Required task :: Copy down every line where the string "volume" shows up.
Data shown start
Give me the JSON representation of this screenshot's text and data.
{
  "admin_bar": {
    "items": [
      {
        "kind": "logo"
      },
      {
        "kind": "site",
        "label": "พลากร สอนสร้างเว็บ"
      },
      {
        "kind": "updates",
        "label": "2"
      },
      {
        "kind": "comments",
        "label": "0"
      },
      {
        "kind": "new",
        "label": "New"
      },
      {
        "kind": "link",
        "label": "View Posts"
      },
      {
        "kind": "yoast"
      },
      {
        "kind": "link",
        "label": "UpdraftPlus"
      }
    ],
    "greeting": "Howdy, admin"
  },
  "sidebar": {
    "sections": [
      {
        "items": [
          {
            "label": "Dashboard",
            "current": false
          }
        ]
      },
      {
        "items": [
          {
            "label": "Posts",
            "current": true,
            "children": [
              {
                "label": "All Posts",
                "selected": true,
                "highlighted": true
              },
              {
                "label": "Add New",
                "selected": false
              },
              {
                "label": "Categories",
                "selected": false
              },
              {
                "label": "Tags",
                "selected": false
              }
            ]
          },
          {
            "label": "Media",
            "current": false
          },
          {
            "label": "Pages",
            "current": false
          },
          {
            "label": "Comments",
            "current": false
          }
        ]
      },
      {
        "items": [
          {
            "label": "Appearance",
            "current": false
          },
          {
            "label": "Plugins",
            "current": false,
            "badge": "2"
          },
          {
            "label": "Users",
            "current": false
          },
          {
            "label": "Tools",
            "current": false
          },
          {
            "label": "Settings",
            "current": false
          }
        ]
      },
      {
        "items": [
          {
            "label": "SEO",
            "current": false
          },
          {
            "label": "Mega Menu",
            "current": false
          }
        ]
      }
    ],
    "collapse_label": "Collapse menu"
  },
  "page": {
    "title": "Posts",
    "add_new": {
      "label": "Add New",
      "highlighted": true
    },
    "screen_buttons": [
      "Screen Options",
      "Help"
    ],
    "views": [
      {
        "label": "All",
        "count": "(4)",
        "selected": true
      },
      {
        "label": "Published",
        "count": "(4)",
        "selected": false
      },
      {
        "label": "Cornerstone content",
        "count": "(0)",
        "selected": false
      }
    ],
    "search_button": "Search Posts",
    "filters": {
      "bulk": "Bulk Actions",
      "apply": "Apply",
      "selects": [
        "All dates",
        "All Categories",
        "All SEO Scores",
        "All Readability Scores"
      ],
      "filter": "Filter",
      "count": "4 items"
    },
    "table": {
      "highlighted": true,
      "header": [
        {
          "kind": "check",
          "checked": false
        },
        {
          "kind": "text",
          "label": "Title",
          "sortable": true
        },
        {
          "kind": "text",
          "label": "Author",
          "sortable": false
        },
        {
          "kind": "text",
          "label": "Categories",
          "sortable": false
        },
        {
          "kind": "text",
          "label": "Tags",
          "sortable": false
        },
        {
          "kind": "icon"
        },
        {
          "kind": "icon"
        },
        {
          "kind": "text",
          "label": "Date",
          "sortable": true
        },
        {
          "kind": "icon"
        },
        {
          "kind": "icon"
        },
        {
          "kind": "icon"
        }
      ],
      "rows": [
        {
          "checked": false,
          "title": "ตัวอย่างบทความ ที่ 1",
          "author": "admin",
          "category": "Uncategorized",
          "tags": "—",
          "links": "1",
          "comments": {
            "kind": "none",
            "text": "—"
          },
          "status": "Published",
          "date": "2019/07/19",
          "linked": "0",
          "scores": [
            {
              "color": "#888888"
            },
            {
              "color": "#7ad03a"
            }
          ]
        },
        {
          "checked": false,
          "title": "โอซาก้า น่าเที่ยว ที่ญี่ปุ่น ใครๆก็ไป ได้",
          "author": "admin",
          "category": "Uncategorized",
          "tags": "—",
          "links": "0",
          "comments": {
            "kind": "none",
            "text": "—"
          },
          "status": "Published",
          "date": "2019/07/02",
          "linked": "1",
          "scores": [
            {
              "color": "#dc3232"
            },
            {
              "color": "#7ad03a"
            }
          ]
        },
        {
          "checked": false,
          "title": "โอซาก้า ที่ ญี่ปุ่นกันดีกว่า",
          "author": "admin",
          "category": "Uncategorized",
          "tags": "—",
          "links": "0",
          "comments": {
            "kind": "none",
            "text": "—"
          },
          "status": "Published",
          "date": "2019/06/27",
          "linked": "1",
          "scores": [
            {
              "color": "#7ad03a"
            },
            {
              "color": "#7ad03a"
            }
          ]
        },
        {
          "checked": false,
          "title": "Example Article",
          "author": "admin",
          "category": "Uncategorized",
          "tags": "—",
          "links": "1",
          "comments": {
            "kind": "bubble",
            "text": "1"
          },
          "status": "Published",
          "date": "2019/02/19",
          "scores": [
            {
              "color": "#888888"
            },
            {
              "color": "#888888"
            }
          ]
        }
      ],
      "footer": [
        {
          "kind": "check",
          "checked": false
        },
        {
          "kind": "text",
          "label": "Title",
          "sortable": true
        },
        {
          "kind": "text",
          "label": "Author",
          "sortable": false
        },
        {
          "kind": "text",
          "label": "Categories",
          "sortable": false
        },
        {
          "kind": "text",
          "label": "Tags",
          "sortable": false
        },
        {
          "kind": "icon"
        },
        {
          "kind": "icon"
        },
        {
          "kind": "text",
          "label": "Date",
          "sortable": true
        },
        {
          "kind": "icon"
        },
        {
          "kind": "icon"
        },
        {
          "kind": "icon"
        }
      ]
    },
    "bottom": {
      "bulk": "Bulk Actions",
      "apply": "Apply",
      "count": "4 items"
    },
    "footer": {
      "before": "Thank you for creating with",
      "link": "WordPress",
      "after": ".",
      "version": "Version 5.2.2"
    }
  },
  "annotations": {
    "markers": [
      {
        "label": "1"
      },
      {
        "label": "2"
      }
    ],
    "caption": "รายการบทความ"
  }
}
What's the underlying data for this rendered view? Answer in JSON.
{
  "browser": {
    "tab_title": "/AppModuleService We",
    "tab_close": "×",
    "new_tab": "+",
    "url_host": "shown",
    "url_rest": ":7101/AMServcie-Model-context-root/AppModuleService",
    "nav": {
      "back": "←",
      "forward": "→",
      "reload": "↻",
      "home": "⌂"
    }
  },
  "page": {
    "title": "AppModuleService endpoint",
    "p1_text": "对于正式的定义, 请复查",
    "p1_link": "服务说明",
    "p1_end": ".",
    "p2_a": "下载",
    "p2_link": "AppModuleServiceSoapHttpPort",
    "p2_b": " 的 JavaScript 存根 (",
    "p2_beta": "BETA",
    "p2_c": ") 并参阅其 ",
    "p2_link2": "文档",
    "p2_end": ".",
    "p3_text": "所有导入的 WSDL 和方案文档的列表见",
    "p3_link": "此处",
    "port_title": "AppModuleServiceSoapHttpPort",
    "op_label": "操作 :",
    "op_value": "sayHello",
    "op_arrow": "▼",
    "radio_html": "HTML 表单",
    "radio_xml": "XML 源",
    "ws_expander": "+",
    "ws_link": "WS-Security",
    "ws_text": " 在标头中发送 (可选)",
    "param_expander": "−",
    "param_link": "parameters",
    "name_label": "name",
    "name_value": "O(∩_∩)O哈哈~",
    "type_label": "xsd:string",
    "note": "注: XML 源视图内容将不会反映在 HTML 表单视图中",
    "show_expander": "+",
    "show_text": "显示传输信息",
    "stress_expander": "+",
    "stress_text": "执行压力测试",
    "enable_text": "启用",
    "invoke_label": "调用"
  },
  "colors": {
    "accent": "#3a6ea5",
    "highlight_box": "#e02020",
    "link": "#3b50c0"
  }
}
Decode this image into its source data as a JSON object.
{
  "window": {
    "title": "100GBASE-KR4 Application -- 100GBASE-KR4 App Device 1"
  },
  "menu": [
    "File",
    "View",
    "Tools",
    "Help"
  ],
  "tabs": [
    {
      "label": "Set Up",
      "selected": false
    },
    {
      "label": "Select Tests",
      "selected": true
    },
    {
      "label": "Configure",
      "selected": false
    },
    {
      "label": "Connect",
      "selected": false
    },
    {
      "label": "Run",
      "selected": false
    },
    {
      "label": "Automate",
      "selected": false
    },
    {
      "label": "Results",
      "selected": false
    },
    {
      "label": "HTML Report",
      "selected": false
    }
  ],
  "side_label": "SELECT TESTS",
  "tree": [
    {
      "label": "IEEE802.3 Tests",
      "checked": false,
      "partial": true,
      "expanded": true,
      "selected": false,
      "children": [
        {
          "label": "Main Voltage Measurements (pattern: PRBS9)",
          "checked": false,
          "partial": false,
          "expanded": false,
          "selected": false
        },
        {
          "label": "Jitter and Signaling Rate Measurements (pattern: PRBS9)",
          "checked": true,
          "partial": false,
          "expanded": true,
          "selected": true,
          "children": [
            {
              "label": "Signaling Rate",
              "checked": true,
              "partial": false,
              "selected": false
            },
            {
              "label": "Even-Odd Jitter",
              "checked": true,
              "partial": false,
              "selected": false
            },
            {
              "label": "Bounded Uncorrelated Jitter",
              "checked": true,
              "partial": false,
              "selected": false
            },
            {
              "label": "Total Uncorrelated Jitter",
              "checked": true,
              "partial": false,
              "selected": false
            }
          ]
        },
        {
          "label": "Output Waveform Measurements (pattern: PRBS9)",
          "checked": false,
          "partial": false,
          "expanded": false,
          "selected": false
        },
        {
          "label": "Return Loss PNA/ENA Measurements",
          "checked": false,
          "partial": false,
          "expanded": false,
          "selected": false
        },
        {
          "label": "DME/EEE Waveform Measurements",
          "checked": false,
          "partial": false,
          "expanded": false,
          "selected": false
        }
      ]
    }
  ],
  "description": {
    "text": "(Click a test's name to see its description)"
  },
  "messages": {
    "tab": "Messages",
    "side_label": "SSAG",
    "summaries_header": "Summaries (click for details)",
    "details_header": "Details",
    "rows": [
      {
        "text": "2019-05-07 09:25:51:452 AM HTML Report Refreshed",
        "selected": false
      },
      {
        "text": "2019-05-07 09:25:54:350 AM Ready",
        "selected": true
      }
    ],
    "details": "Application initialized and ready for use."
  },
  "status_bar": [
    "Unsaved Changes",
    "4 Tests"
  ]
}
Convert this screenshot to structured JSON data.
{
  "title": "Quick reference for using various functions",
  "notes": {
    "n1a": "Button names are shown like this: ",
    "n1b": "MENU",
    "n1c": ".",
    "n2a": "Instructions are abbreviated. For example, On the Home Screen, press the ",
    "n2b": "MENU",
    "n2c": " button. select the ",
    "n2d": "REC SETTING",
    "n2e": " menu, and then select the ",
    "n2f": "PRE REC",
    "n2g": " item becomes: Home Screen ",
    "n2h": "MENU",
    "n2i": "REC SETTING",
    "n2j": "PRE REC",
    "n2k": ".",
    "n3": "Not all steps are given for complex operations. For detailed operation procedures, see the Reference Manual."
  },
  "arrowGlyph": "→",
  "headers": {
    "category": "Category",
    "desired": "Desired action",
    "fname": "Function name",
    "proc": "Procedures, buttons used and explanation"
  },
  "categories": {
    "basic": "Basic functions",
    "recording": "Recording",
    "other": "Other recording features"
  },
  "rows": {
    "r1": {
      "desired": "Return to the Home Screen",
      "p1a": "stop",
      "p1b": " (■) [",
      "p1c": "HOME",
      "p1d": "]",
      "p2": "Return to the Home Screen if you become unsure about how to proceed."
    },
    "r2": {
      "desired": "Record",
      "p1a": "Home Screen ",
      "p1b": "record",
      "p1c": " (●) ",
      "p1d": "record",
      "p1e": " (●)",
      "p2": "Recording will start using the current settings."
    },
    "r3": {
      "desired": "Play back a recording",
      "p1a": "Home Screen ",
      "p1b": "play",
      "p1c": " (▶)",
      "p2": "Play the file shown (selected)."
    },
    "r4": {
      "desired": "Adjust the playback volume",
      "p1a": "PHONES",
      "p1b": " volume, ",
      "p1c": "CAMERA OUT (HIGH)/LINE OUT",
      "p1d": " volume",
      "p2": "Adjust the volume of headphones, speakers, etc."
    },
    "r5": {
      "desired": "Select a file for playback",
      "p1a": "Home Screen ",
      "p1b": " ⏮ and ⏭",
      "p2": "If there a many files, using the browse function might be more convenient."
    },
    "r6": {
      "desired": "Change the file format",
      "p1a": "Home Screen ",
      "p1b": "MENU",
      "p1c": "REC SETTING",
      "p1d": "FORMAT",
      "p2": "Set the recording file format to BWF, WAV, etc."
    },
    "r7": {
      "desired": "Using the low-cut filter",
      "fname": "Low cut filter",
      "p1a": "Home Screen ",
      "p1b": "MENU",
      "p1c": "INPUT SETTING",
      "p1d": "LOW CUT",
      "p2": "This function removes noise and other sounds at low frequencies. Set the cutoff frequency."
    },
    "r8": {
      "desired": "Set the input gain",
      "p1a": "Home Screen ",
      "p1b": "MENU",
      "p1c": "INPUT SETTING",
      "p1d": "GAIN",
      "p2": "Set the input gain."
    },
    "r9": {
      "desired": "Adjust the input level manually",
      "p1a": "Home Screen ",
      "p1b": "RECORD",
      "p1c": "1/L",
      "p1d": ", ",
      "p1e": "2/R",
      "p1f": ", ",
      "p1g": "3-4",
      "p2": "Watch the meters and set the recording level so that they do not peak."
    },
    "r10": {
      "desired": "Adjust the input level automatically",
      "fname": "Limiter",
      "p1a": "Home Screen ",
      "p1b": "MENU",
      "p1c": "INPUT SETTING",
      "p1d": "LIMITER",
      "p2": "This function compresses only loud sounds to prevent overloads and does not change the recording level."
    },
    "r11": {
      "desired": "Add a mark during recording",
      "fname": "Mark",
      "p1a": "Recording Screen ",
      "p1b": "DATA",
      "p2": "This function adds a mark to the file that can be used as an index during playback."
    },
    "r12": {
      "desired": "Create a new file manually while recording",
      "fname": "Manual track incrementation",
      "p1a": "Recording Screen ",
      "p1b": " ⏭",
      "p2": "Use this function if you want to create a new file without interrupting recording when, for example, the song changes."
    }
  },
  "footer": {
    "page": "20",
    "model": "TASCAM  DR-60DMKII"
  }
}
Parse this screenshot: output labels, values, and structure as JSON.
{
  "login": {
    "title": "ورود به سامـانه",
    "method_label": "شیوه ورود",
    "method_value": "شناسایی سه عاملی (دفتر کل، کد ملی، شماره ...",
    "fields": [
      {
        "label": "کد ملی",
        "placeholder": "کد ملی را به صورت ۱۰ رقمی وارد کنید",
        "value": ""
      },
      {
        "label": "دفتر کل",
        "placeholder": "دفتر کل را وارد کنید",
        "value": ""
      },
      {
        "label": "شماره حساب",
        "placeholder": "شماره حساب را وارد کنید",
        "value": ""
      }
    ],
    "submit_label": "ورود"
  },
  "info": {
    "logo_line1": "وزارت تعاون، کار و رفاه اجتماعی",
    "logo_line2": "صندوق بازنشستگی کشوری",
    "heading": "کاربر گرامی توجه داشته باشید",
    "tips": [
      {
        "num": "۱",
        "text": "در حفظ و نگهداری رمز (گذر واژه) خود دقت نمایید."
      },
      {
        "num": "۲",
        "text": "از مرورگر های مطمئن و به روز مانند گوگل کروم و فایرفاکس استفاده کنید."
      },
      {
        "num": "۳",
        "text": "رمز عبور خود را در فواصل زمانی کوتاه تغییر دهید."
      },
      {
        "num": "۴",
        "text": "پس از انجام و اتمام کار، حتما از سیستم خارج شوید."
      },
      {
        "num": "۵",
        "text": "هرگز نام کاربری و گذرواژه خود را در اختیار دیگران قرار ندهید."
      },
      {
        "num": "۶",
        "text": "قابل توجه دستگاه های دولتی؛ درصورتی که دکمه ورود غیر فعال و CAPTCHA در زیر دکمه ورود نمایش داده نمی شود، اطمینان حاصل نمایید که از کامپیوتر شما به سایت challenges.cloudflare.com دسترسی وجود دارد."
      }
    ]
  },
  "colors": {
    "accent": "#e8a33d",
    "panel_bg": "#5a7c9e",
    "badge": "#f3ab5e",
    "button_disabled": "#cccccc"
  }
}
Data shown end
Response for this exercise ::
      "desired": "Adjust the playback volume",
      "p1b": " volume, ",
      "p1d": " volume",
      "p2": "Adjust the volume of headphones, speakers, etc."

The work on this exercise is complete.